- [Provided information]

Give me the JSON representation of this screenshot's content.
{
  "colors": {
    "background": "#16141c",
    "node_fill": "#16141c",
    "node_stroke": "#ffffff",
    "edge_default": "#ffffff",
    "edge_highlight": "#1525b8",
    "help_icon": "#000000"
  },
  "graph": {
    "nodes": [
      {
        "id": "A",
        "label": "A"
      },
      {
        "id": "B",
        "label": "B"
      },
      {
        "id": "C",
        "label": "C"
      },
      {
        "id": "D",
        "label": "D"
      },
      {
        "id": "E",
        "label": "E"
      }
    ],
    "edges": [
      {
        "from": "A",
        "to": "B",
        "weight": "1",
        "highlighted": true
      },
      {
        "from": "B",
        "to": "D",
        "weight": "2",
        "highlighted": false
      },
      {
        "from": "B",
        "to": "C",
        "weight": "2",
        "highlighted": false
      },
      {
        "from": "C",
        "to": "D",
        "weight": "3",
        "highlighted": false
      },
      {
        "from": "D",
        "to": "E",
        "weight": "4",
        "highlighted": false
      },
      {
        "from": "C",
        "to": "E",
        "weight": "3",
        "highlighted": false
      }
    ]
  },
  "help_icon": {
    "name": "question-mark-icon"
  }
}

- [Your goal] Write out all the data again, exactly as it appears.

- [Answer to the problem]
Give me the JSON representation of this screenshot's content.
{
  "colors": {
    "background": "#16141c",
    "node_fill": "#16141c",
    "node_stroke": "#ffffff",
    "edge_default": "#ffffff",
    "edge_highlight": "#1525b8",
    "help_icon": "#000000"
  },
  "graph": {
    "nodes": [
      {
        "id": "A",
        "label": "A"
      },
      {
        "id": "B",
        "label": "B"
      },
      {
        "id": "C",
        "label": "C"
      },
      {
        "id": "D",
        "label": "D"
      },
      {
        "id": "E",
        "label": "E"
      }
    ],
    "edges": [
      {
        "from": "A",
        "to": "B",
        "weight": "1",
        "highlighted": true
      },
      {
        "from": "B",
        "to": "D",
        "weight": "2",
        "highlighted": false
      },
      {
        "from": "B",
        "to": "C",
        "weight": "2",
        "highlighted": false
      },
      {
        "from": "C",
        "to": "D",
        "weight": "3",
        "highlighted": false
      },
      {
        "from": "D",
        "to": "E",
        "weight": "4",
        "highlighted": false
      },
      {
        "from": "C",
        "to": "E",
        "weight": "3",
        "highlighted": false
      }
    ]
  },
  "help_icon": {
    "name": "question-mark-icon"
  }
}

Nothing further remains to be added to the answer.